__Document extract__:
[Start of Attachment]
I am so sorry I haven’t written a blog in AGES. Totally useless of me I realise.
To be fair, I did write one in about September but it was so utterly miserable I couldn’t bring myself to post it. Having an HMRC AML audit, having to part ways with a client who then turns into a crazy person and THEN getting attacked by a swarm of wasps, all in the one week, can send even the most balanced woman into a tailspin of misery. And I have never professed to be that balanced! And in that week, the wasp attack was one of the least unpleasant things to deal with. If that gives you a clue how horrible the other two were. I’ll take 12 stings over 4 hours with two government officials camped out in my living room grilling me like a kipper.
I’m all over it now. As the song goes. HMRC have given me the stamp of approval (and reminded me why I have such a low opinion of so many civil servants), the client finally paid and went away and my standard wasp stings stopped itching and the infected one calmed down. The dogs have stopped twitching in fear every time a fly lands near them.
But this is the way of the freelancer. You’re up, you’re down faster than you have time to breathe or register where you are.
What is currently annoying me though is that I am on an up. I mean technically. If I described my current work circumstances to others they would define it as an upswing. For sure. Whopper new client, not just a huge amount of hours but they are totally lovely to boot. New one in the pipeline as well. One that I wanted to get shot of seems to have vanished of his own accord without me having to have a tricky conversation with him. Another has been handed over with love at the perfect time to a full-time employee and I love it when that happens (well, as long as I’m not wildly short on hours, then I am broke. But most times, it’s a great feeling). All good right?
Well yes. (note the lack of enthusiasm!). But where this takes me at present is into the land of “well outside my comfort zone”. It happens. I wrote a whole chapter on this in the book, as a freelancer and business owner, you no sooner get over one terrifying hurdle that feels beyond you and feel smug than another one launches itself at you like a big licky over-exuberant Labrador. And irrespective of whether it is good outside of comfort zone because there is expansion, new things to learn or new clients or bad outside of comfort zone because something has gone wrong and it is down to you to fix it. It all feels very much the same to live with. Uncomfortable.
Even as I moan about things going so well (ha! I mean, really? Get a grip woman) I know that this will pass. In a month or so I’ll have forgotten all about this and have something new to fret about. That is the way of it.
So today I wished for myself as I got up, a boring day. Dull. No drama. Nothing interesting even. Just dull, ploddy client work and some dull ploddy internal stuff. I’ll be really happy with that. Delighted even to have seriously boring work all day. And I remind myself that change is good.
[End of Attachment]
__Problems and tasks__:
A. According to the blog post, how long were the two government officials in the writer's living room?
B. Reproduce the blog post's text starting with "Even as I moan" and going on through "the way of it.".
The material after this point comes from a separate source.

__Dataset excerpts__:
[Start of Attachment]
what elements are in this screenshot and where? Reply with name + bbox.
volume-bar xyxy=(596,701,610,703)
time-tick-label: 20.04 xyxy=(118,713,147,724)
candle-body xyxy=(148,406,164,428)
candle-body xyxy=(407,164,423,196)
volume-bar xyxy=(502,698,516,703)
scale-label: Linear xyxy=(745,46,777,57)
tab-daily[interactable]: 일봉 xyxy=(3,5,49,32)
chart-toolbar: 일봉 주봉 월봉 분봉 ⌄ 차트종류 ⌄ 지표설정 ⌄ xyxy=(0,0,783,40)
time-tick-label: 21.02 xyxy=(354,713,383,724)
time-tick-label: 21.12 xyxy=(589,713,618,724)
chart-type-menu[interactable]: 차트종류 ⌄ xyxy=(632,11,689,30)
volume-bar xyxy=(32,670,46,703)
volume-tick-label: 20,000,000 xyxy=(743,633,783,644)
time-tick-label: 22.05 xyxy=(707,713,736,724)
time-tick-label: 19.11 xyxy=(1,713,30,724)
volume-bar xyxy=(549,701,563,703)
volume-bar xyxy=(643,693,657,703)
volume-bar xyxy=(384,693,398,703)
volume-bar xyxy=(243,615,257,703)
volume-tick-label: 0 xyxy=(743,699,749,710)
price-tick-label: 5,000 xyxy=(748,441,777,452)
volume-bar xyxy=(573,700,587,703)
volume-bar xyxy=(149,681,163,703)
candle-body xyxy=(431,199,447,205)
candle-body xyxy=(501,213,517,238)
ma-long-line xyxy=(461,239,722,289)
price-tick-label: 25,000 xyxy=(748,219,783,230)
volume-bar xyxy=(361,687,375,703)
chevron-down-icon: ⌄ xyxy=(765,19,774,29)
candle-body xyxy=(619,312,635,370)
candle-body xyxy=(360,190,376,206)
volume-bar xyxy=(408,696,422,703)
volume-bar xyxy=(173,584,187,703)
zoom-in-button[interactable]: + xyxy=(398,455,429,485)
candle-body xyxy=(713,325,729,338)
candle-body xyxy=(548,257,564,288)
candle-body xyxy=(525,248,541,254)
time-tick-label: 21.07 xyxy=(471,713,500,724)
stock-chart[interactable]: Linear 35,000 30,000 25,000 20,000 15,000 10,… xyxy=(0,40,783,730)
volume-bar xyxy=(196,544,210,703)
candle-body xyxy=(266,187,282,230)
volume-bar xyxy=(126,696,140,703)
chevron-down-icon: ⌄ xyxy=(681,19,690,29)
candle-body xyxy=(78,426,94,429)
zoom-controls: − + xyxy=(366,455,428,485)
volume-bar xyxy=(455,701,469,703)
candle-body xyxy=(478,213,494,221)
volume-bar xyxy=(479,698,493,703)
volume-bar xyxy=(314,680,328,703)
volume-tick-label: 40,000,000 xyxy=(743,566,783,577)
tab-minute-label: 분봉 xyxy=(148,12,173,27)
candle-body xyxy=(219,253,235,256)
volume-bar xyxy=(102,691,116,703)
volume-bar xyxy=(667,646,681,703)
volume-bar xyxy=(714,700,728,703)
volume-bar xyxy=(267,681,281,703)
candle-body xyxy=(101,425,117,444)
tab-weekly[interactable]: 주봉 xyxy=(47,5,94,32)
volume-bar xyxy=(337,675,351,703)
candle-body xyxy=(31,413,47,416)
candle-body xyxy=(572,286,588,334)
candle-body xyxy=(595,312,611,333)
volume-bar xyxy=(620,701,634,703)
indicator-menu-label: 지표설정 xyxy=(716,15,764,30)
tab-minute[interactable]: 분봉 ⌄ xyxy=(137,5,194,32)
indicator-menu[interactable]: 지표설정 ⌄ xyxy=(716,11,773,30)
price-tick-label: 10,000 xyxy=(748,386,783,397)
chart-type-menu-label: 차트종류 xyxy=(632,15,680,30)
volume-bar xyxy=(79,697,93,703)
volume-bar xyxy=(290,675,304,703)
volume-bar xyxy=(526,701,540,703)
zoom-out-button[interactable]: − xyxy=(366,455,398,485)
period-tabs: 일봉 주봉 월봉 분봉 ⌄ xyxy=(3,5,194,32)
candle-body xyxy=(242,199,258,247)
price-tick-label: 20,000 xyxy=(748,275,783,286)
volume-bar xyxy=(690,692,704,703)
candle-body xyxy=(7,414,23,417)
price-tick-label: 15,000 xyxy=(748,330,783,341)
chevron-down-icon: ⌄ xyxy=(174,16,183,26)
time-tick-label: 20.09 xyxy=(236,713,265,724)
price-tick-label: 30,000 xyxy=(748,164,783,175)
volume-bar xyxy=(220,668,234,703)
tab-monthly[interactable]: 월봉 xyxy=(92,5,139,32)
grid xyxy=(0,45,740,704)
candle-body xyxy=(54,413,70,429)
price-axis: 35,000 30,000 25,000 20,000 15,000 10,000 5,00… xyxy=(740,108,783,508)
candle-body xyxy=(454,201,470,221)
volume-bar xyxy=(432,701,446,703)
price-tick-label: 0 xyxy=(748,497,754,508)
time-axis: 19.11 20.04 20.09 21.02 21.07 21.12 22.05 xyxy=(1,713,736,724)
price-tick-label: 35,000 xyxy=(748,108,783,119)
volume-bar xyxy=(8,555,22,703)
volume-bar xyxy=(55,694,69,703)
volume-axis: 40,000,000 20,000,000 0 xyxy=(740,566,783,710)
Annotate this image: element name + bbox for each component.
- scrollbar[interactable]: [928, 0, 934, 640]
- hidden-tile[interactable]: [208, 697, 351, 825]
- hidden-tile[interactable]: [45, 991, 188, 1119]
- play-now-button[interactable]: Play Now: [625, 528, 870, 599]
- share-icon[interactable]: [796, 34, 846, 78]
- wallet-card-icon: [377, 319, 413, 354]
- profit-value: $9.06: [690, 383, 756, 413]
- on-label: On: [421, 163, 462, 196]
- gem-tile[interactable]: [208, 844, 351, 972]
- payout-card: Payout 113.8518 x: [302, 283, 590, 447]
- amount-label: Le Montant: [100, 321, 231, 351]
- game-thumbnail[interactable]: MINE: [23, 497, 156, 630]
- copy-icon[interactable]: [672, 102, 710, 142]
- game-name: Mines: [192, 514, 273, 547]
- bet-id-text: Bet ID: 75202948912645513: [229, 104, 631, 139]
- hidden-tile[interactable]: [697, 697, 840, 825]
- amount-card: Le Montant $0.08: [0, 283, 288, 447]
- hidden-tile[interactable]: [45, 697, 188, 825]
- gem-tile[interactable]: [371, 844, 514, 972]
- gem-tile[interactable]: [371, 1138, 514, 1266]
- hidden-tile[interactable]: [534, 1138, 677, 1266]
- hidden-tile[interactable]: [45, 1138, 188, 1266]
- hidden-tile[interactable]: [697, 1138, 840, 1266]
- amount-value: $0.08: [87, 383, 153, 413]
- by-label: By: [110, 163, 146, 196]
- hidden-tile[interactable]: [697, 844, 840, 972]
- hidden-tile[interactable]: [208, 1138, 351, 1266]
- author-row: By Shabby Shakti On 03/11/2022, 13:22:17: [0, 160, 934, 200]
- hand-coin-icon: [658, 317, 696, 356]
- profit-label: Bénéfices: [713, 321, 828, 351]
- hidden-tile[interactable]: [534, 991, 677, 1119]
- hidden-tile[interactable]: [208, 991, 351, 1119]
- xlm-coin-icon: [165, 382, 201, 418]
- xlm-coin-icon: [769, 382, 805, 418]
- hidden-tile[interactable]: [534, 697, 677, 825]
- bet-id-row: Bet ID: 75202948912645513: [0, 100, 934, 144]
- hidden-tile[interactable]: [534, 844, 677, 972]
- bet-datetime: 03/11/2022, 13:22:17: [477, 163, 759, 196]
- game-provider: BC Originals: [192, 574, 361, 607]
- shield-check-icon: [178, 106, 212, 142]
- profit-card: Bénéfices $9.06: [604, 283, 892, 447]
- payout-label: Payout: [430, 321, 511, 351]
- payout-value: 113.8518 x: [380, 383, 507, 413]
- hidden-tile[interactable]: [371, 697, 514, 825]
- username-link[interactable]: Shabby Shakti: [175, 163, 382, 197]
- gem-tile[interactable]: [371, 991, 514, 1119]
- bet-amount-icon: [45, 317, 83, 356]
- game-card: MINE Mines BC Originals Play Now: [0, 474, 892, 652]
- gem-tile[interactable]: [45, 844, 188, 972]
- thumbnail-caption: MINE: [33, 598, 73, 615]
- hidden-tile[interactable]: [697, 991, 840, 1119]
[End of Attachment]
__Responses by item number__:
A. Four hours.

B.
Even as I moan about things going so well (ha! I mean, really? Get a grip woman) I know that this will pass. In a month or so I’ll have forgotten all about this and have something new to fret about. That is the way of it.